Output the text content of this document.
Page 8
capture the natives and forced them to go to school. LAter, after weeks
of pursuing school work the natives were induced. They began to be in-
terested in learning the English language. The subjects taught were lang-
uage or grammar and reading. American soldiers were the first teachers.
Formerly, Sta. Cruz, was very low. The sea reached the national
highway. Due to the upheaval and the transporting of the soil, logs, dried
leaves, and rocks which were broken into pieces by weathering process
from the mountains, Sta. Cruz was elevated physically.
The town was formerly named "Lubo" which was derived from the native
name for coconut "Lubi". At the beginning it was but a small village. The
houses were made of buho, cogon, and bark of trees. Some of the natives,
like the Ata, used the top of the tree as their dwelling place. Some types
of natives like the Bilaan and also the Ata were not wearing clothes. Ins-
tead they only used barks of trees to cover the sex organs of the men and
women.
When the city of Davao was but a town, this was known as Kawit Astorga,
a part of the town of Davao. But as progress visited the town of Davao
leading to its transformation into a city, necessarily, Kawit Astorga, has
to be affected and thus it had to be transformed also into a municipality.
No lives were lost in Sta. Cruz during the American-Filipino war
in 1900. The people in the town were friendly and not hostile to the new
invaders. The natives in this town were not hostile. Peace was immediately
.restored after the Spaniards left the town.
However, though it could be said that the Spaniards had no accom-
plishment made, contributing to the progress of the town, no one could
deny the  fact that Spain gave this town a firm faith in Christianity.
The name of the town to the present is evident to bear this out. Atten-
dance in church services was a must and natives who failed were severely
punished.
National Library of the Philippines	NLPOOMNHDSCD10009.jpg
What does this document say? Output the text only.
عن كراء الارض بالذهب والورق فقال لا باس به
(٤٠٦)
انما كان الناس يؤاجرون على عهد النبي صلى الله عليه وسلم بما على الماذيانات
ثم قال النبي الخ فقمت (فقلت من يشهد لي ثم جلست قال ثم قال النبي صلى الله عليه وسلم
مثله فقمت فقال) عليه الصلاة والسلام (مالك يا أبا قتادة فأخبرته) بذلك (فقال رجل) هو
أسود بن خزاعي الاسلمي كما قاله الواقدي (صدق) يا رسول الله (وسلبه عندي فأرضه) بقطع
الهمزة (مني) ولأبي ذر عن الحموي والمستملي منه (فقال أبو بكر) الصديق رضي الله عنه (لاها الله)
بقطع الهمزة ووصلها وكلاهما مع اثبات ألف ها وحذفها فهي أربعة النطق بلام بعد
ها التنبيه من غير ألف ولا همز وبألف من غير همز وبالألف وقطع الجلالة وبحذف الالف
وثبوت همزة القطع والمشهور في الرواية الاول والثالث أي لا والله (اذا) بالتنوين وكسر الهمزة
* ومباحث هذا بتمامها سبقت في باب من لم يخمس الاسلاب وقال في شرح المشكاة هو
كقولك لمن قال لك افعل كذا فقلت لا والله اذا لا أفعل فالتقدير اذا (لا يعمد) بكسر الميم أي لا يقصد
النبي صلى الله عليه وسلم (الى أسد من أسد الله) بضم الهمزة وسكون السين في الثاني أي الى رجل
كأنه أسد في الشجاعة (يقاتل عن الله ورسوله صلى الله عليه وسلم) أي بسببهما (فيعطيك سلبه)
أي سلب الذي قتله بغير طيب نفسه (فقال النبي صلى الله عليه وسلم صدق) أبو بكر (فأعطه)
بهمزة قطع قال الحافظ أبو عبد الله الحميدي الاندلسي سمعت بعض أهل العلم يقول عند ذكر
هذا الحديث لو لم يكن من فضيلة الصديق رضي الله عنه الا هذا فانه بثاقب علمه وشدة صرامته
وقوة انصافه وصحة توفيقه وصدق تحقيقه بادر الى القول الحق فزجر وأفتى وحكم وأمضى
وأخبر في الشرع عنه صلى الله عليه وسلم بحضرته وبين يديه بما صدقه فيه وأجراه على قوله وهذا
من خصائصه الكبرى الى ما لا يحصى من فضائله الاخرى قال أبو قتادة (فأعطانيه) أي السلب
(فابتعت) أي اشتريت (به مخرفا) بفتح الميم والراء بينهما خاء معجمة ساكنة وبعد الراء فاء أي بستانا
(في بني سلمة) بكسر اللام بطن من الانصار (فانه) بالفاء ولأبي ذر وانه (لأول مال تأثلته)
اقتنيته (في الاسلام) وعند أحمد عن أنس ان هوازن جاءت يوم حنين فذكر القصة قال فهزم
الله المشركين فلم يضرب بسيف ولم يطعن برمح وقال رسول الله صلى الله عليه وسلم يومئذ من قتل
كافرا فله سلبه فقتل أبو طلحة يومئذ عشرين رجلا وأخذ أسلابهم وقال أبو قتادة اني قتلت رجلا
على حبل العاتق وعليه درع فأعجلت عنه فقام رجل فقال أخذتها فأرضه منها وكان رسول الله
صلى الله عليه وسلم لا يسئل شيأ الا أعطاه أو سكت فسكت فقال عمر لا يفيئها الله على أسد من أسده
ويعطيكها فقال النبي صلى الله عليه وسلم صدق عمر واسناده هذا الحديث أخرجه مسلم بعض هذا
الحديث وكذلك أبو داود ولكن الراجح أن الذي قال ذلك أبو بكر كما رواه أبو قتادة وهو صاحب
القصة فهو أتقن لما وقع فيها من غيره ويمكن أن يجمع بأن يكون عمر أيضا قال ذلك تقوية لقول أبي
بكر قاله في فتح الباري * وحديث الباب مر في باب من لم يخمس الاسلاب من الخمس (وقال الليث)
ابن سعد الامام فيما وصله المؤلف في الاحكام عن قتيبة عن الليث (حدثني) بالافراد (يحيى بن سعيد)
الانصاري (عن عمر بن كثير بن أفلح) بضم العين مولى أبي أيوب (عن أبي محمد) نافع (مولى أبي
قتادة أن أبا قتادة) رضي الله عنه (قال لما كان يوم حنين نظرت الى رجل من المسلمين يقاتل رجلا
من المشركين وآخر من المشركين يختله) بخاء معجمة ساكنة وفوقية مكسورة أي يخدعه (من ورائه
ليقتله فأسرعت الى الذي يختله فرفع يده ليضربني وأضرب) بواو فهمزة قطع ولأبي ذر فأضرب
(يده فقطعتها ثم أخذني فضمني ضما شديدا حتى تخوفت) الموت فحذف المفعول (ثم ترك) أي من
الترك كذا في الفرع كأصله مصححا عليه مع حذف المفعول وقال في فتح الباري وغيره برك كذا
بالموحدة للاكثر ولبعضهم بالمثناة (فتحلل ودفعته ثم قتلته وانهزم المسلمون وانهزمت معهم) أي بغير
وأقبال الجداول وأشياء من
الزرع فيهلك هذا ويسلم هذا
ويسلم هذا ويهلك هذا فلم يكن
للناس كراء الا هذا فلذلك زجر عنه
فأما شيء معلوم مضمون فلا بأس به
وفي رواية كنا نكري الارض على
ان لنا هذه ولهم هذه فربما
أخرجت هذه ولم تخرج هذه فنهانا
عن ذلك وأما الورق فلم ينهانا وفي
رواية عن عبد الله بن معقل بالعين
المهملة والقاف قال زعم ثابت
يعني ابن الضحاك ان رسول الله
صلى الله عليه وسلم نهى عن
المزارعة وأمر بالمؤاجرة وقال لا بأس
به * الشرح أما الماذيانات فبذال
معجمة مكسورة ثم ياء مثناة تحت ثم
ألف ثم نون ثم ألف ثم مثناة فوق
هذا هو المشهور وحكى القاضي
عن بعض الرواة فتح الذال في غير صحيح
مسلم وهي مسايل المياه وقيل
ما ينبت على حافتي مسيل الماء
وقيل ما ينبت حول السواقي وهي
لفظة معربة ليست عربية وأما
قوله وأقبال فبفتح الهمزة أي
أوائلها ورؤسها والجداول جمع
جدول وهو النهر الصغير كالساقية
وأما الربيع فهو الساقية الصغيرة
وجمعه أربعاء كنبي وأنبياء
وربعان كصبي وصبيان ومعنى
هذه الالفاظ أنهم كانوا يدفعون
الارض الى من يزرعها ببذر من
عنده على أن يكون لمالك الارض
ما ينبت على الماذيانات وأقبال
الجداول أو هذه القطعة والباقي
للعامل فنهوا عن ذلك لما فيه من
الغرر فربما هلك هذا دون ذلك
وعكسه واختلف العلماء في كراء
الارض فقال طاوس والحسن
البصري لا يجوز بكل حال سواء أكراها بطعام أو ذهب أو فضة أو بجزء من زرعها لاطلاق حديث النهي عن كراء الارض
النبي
________________________________________
### SET EXERCISE
Copy every line above in which the string "وقيل" shows up.

### RESPONSE TO THE EXERCISE
مسلم وهي مسايل المياه وقيل
وقيل ما ينبت حول السواقي وهي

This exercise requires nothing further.